Job:
Show all lines holding the string "Noklikšķiniet".

Material shown:
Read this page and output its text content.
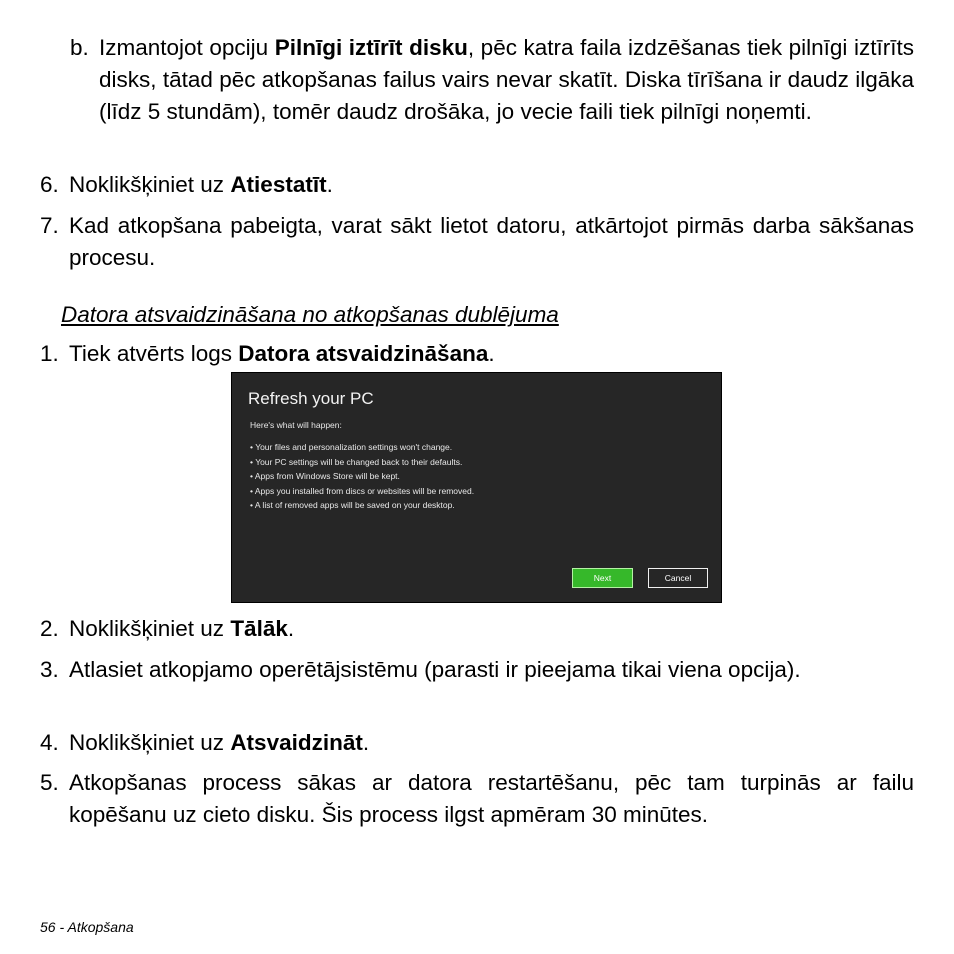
b. Izmantojot opciju Pilnīgi iztīrīt disku, pēc katra faila izdzēšanas tiek pilnīgi iztīrīts disks, tātad pēc atkopšanas failus vairs nevar skatīt. Diska tīrīšana ir daudz ilgāka (līdz 5 stundām), tomēr daudz drošāka, jo vecie faili tiek pilnīgi noņemti.
6. Noklikšķiniet uz Atiestatīt.
7. Kad atkopšana pabeigta, varat sākt lietot datoru, atkārtojot pirmās darba sākšanas procesu.
Datora atsvaidzināšana no atkopšanas dublējuma
1. Tiek atvērts logs Datora atsvaidzināšana.
Refresh your PC
Here's what will happen:
• Your files and personalization settings won't change.
• Your PC settings will be changed back to their defaults.
• Apps from Windows Store will be kept.
• Apps you installed from discs or websites will be removed.
• A list of removed apps will be saved on your desktop.
Next	Cancel
2. Noklikšķiniet uz Tālāk.
3. Atlasiet atkopjamo operētājsistēmu (parasti ir pieejama tikai viena opcija).
4. Noklikšķiniet uz Atsvaidzināt.
5. Atkopšanas process sākas ar datora restartēšanu, pēc tam turpinās ar failu kopēšanu uz cieto disku. Šis process ilgst apmēram 30 minūtes.
56 - Atkopšana
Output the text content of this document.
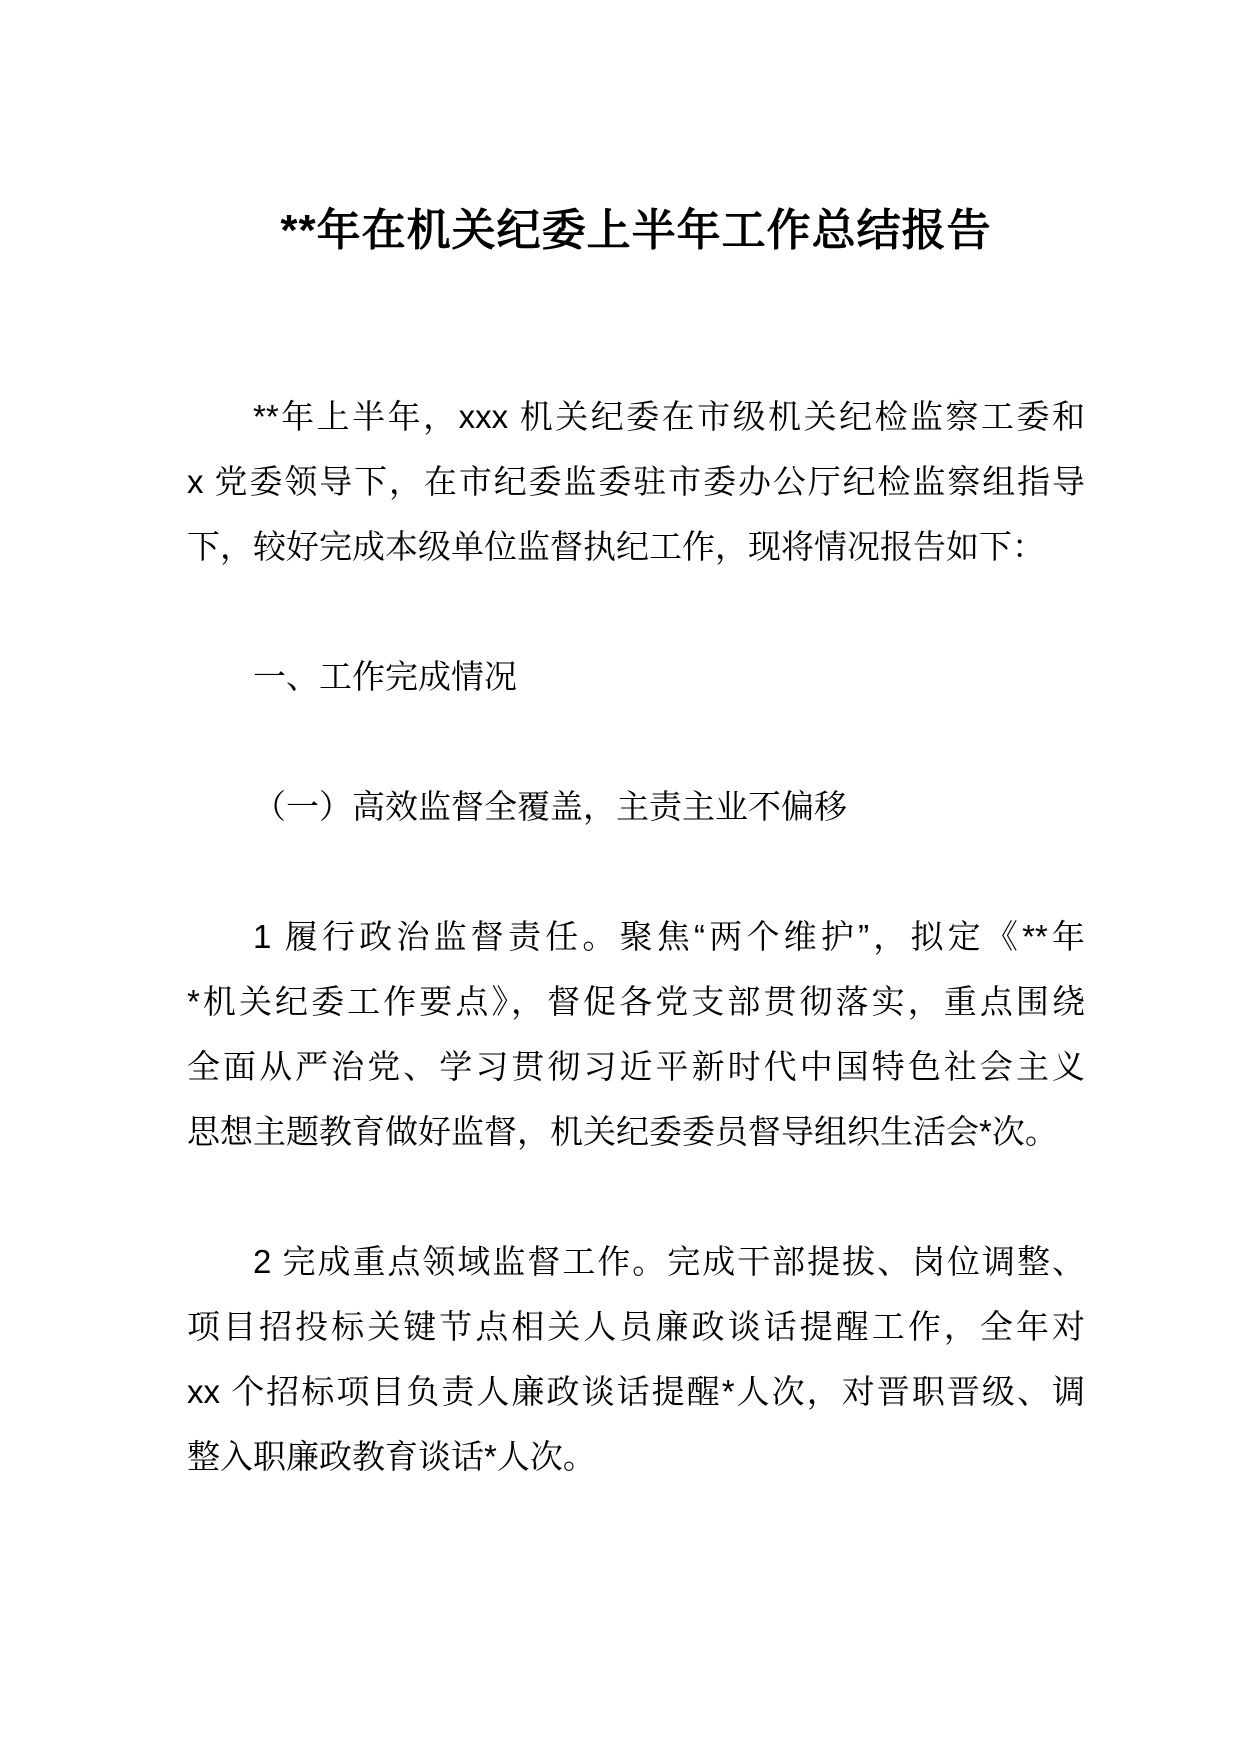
**年在机关纪委上半年工作总结报告
**年上半年，xxx 机关纪委在市级机关纪检监察工委和
x 党委领导下，在市纪委监委驻市委办公厅纪检监察组指导
下，较好完成本级单位监督执纪工作，现将情况报告如下：
一、工作完成情况
（一）高效监督全覆盖，主责主业不偏移
1 履行政治监督责任。聚焦“两个维护”，拟定《**年
*机关纪委工作要点》，督促各党支部贯彻落实，重点围绕
全面从严治党、学习贯彻习近平新时代中国特色社会主义
思想主题教育做好监督，机关纪委委员督导组织生活会*次。
2 完成重点领域监督工作。完成干部提拔、岗位调整、
项目招投标关键节点相关人员廉政谈话提醒工作，全年对
xx 个招标项目负责人廉政谈话提醒*人次，对晋职晋级、调
整入职廉政教育谈话*人次。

Answer:
6. Noklikšķiniet uz Atiestatīt.
2. Noklikšķiniet uz Tālāk.
4. Noklikšķiniet uz Atsvaidzināt.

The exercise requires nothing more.